[start of Data extract]
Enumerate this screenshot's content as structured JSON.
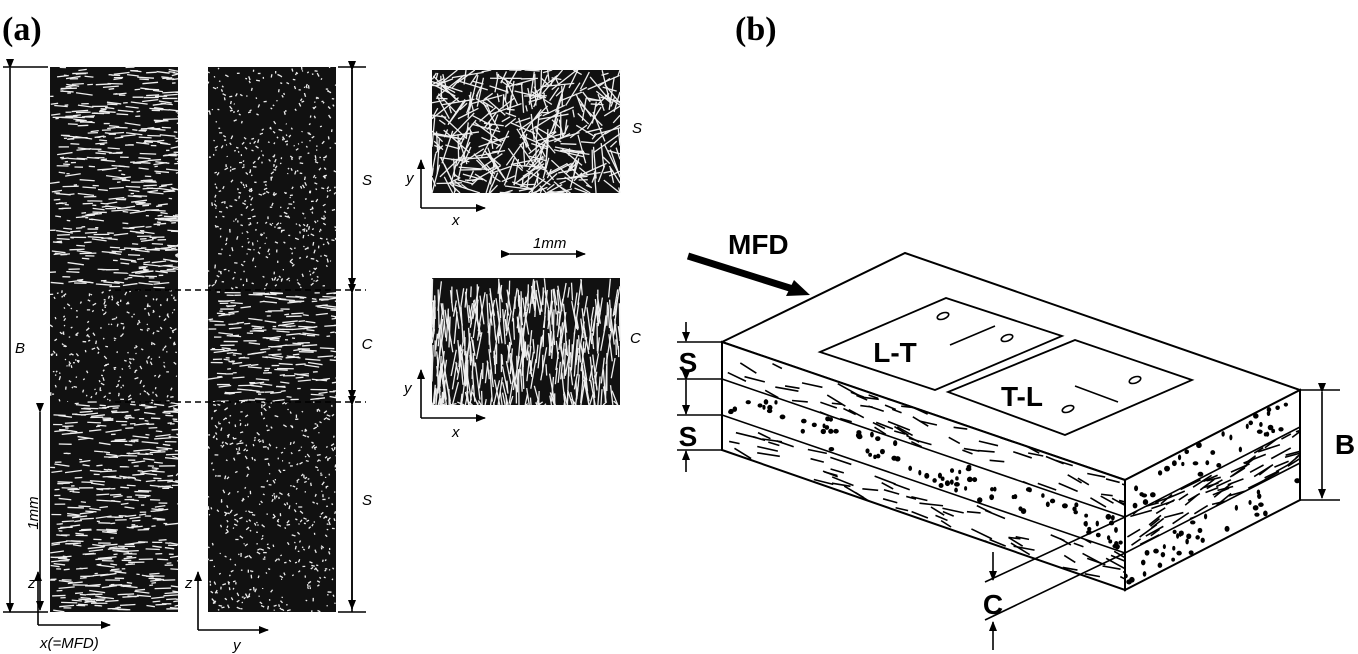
{
  "panel_a": {
    "label": "(a)",
    "thickness_label": "B",
    "layer_labels": [
      "S",
      "C",
      "S"
    ],
    "vertical_scale": "1mm",
    "section_xz_axes": [
      "z",
      "x(=MFD)"
    ],
    "section_yz_axes": [
      "z",
      "y"
    ],
    "plan_views": [
      {
        "layer": "S",
        "axes": [
          "y",
          "x"
        ]
      },
      {
        "layer": "C",
        "axes": [
          "y",
          "x"
        ]
      }
    ],
    "horizontal_scale": "1mm"
  },
  "panel_b": {
    "label": "(b)",
    "flow_direction": "MFD",
    "specimens": [
      "L-T",
      "T-L"
    ],
    "layer_labels": [
      "S",
      "S",
      "C"
    ],
    "thickness_label": "B"
  }
}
[end of Data extract]
### Challenge:
Retype all the records shown above, character for character. Omit every picture.

### Full output:
Enumerate this screenshot's content as structured JSON.
{
  "panel_a": {
    "label": "(a)",
    "thickness_label": "B",
    "layer_labels": [
      "S",
      "C",
      "S"
    ],
    "vertical_scale": "1mm",
    "section_xz_axes": [
      "z",
      "x(=MFD)"
    ],
    "section_yz_axes": [
      "z",
      "y"
    ],
    "plan_views": [
      {
        "layer": "S",
        "axes": [
          "y",
          "x"
        ]
      },
      {
        "layer": "C",
        "axes": [
          "y",
          "x"
        ]
      }
    ],
    "horizontal_scale": "1mm"
  },
  "panel_b": {
    "label": "(b)",
    "flow_direction": "MFD",
    "specimens": [
      "L-T",
      "T-L"
    ],
    "layer_labels": [
      "S",
      "S",
      "C"
    ],
    "thickness_label": "B"
  }
}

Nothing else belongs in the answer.